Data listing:
::::::
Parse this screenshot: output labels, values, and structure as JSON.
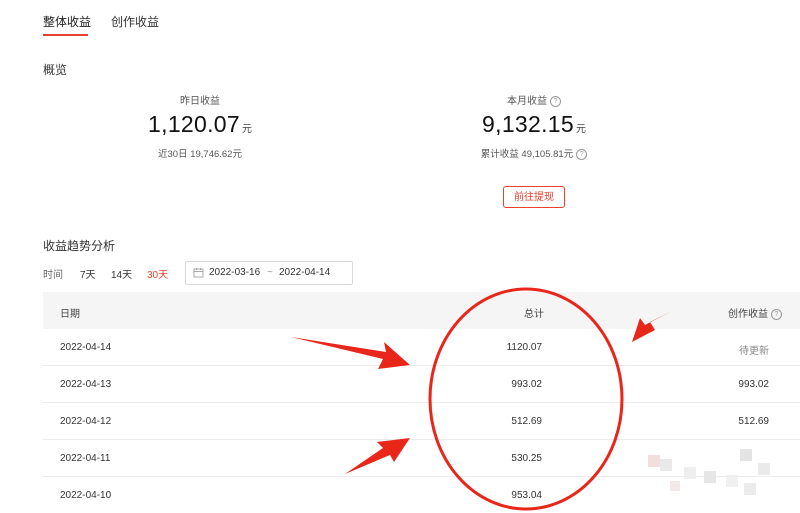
{
  "tabs": [
    {
      "label": "整体收益",
      "active": true
    },
    {
      "label": "创作收益",
      "active": false
    }
  ],
  "overview": {
    "title": "概览",
    "yesterday": {
      "label": "昨日收益",
      "value": "1,120.07",
      "unit": "元",
      "sub": "近30日 19,746.62元"
    },
    "month": {
      "label": "本月收益",
      "value": "9,132.15",
      "unit": "元",
      "sub": "累计收益 49,105.81元"
    },
    "withdraw_label": "前往提现"
  },
  "trend": {
    "title": "收益趋势分析",
    "time_label": "时间",
    "ranges": [
      {
        "label": "7天",
        "active": false
      },
      {
        "label": "14天",
        "active": false
      },
      {
        "label": "30天",
        "active": true
      }
    ],
    "date_start": "2022-03-16",
    "date_sep": "~",
    "date_end": "2022-04-14"
  },
  "table": {
    "headers": {
      "date": "日期",
      "total": "总计",
      "creation": "创作收益"
    },
    "rows": [
      {
        "date": "2022-04-14",
        "total": "1120.07",
        "creation": "待更新"
      },
      {
        "date": "2022-04-13",
        "total": "993.02",
        "creation": "993.02"
      },
      {
        "date": "2022-04-12",
        "total": "512.69",
        "creation": "512.69"
      },
      {
        "date": "2022-04-11",
        "total": "530.25",
        "creation": ""
      },
      {
        "date": "2022-04-10",
        "total": "953.04",
        "creation": ""
      }
    ]
  },
  "colors": {
    "accent": "#e8412e",
    "annotation": "#e8261a"
  }
}
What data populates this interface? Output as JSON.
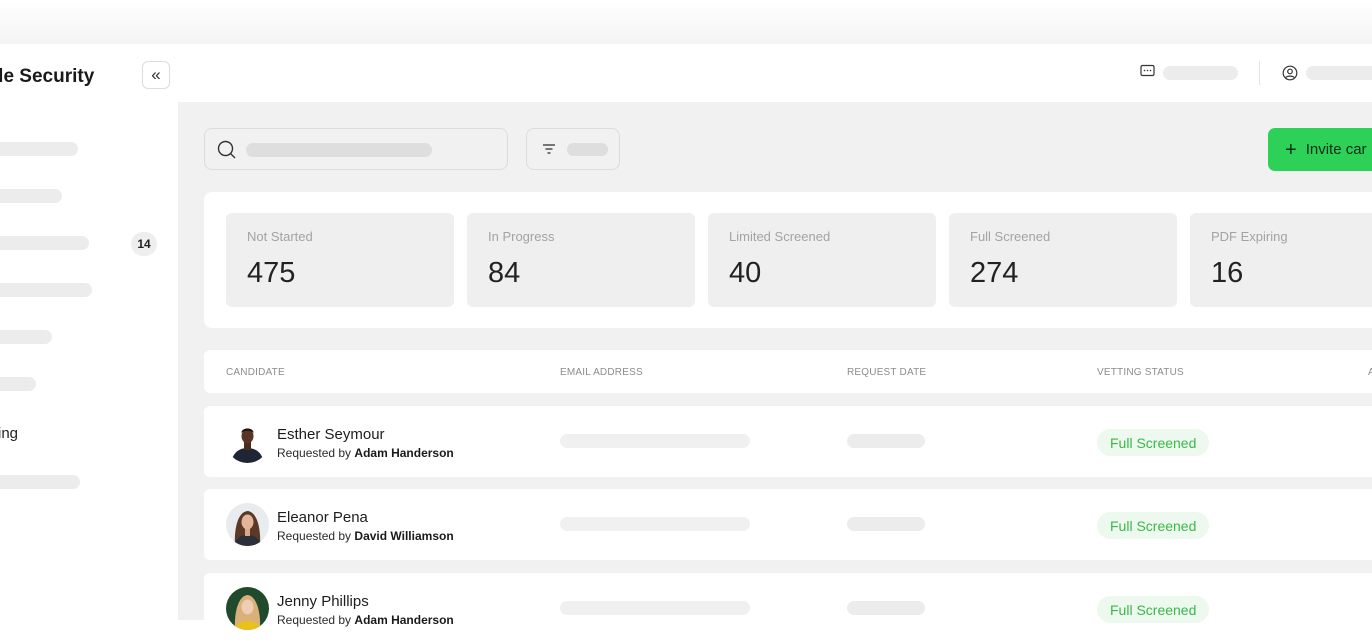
::::::
Written instruction →
Reproduce all of the entries word for word, skipping any pictures they hold.

Exercise response →
Parse this screenshot: output labels, values, and structure as JSON.
{
  "tabs": [
    {
      "label": "整体收益",
      "active": true
    },
    {
      "label": "创作收益",
      "active": false
    }
  ],
  "overview": {
    "title": "概览",
    "yesterday": {
      "label": "昨日收益",
      "value": "1,120.07",
      "unit": "元",
      "sub": "近30日 19,746.62元"
    },
    "month": {
      "label": "本月收益",
      "value": "9,132.15",
      "unit": "元",
      "sub": "累计收益 49,105.81元"
    },
    "withdraw_label": "前往提现"
  },
  "trend": {
    "title": "收益趋势分析",
    "time_label": "时间",
    "ranges": [
      {
        "label": "7天",
        "active": false
      },
      {
        "label": "14天",
        "active": false
      },
      {
        "label": "30天",
        "active": true
      }
    ],
    "date_start": "2022-03-16",
    "date_sep": "~",
    "date_end": "2022-04-14"
  },
  "table": {
    "headers": {
      "date": "日期",
      "total": "总计",
      "creation": "创作收益"
    },
    "rows": [
      {
        "date": "2022-04-14",
        "total": "1120.07",
        "creation": "待更新"
      },
      {
        "date": "2022-04-13",
        "total": "993.02",
        "creation": "993.02"
      },
      {
        "date": "2022-04-12",
        "total": "512.69",
        "creation": "512.69"
      },
      {
        "date": "2022-04-11",
        "total": "530.25",
        "creation": ""
      },
      {
        "date": "2022-04-10",
        "total": "953.04",
        "creation": ""
      }
    ]
  },
  "colors": {
    "accent": "#e8412e",
    "annotation": "#e8261a"
  }
}
What data populates this interface? Output as JSON.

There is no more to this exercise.